### Exercise
In this exercise, return the whole listing exactly, excluding any images.

Collected data:
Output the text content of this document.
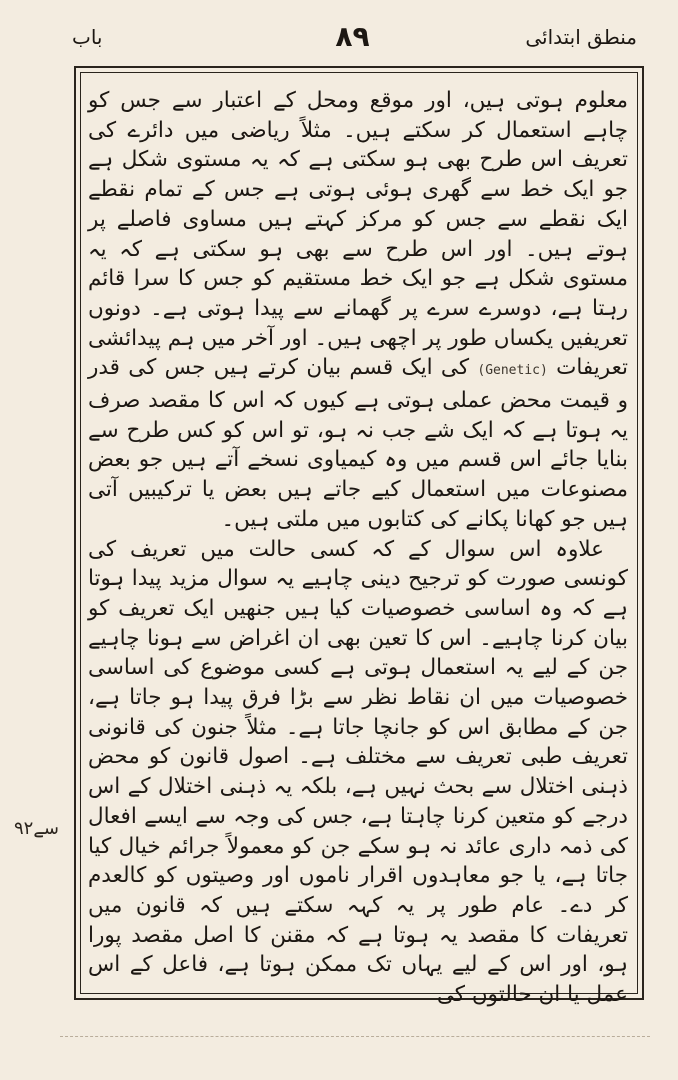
باب	٨٩	منطق ابتدائی

معلوم ہوتی ہیں، اور موقع ومحل کے اعتبار سے جس کو چاہے استعمال کر سکتے ہیں۔ مثلاً ریاضی میں دائرے کی تعریف اس طرح بھی ہو سکتی ہے کہ یہ مستوی شکل ہے جو ایک خط سے گھری ہوئی ہوتی ہے جس کے تمام نقطے ایک نقطے سے جس کو مرکز کہتے ہیں مساوی فاصلے پر ہوتے ہیں۔ اور اس طرح سے بھی ہو سکتی ہے کہ یہ مستوی شکل ہے جو ایک خط مستقیم کو جس کا سرا قائم رہتا ہے، دوسرے سرے پر گھمانے سے پیدا ہوتی ہے۔ دونوں تعریفیں یکساں طور پر اچھی ہیں۔ اور آخر میں ہم پیدائشی تعریفات (Genetic) کی ایک قسم بیان کرتے ہیں جس کی قدر و قیمت محض عملی ہوتی ہے کیوں کہ اس کا مقصد صرف یہ ہوتا ہے کہ ایک شے جب نہ ہو، تو اس کو کس طرح سے بنایا جائے اس قسم میں وہ کیمیاوی نسخے آتے ہیں جو بعض مصنوعات میں استعمال کیے جاتے ہیں بعض یا ترکیبیں آتی ہیں جو کھانا پکانے کی کتابوں میں ملتی ہیں۔

علاوہ اس سوال کے کہ کسی حالت میں تعریف کی کونسی صورت کو ترجیح دینی چاہیے یہ سوال مزید پیدا ہوتا ہے کہ وہ اساسی خصوصیات کیا ہیں جنھیں ایک تعریف کو بیان کرنا چاہیے۔ اس کا تعین بھی ان اغراض سے ہونا چاہیے جن کے لیے یہ استعمال ہوتی ہے کسی موضوع کی اساسی خصوصیات میں ان نقاط نظر سے بڑا فرق پیدا ہو جاتا ہے، جن کے مطابق اس کو جانچا جاتا ہے۔ مثلاً جنون کی قانونی تعریف طبی تعریف سے مختلف ہے۔ اصول قانون کو محض ذہنی اختلال سے بحث نہیں ہے، بلکہ یہ ذہنی اختلال کے اس درجے کو متعین کرنا چاہتا ہے، جس کی وجہ سے ایسے افعال کی ذمہ داری عائد نہ ہو سکے جن کو معمولاً جرائم خیال کیا جاتا ہے، یا جو معاہدوں اقرار ناموں اور وصیتوں کو کالعدم کر دے۔ عام طور پر یہ کہہ سکتے ہیں کہ قانون میں تعریفات کا مقصد یہ ہوتا ہے کہ مقنن کا اصل مقصد پورا ہو، اور اس کے لیے یہاں تک ممکن ہوتا ہے، فاعل کے اس عمل یا ان حالتوں کی

سے٩٢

### Response to this task
Output the text content of this document.
باب	٨٩	منطق ابتدائی

معلوم ہوتی ہیں، اور موقع ومحل کے اعتبار سے جس کو چاہے استعمال کر سکتے ہیں۔ مثلاً ریاضی میں دائرے کی تعریف اس طرح بھی ہو سکتی ہے کہ یہ مستوی شکل ہے جو ایک خط سے گھری ہوئی ہوتی ہے جس کے تمام نقطے ایک نقطے سے جس کو مرکز کہتے ہیں مساوی فاصلے پر ہوتے ہیں۔ اور اس طرح سے بھی ہو سکتی ہے کہ یہ مستوی شکل ہے جو ایک خط مستقیم کو جس کا سرا قائم رہتا ہے، دوسرے سرے پر گھمانے سے پیدا ہوتی ہے۔ دونوں تعریفیں یکساں طور پر اچھی ہیں۔ اور آخر میں ہم پیدائشی تعریفات (Genetic) کی ایک قسم بیان کرتے ہیں جس کی قدر و قیمت محض عملی ہوتی ہے کیوں کہ اس کا مقصد صرف یہ ہوتا ہے کہ ایک شے جب نہ ہو، تو اس کو کس طرح سے بنایا جائے اس قسم میں وہ کیمیاوی نسخے آتے ہیں جو بعض مصنوعات میں استعمال کیے جاتے ہیں بعض یا ترکیبیں آتی ہیں جو کھانا پکانے کی کتابوں میں ملتی ہیں۔

علاوہ اس سوال کے کہ کسی حالت میں تعریف کی کونسی صورت کو ترجیح دینی چاہیے یہ سوال مزید پیدا ہوتا ہے کہ وہ اساسی خصوصیات کیا ہیں جنھیں ایک تعریف کو بیان کرنا چاہیے۔ اس کا تعین بھی ان اغراض سے ہونا چاہیے جن کے لیے یہ استعمال ہوتی ہے کسی موضوع کی اساسی خصوصیات میں ان نقاط نظر سے بڑا فرق پیدا ہو جاتا ہے، جن کے مطابق اس کو جانچا جاتا ہے۔ مثلاً جنون کی قانونی تعریف طبی تعریف سے مختلف ہے۔ اصول قانون کو محض ذہنی اختلال سے بحث نہیں ہے، بلکہ یہ ذہنی اختلال کے اس درجے کو متعین کرنا چاہتا ہے، جس کی وجہ سے ایسے افعال کی ذمہ داری عائد نہ ہو سکے جن کو معمولاً جرائم خیال کیا جاتا ہے، یا جو معاہدوں اقرار ناموں اور وصیتوں کو کالعدم کر دے۔ عام طور پر یہ کہہ سکتے ہیں کہ قانون میں تعریفات کا مقصد یہ ہوتا ہے کہ مقنن کا اصل مقصد پورا ہو، اور اس کے لیے یہاں تک ممکن ہوتا ہے، فاعل کے اس عمل یا ان حالتوں کی

سے٩٢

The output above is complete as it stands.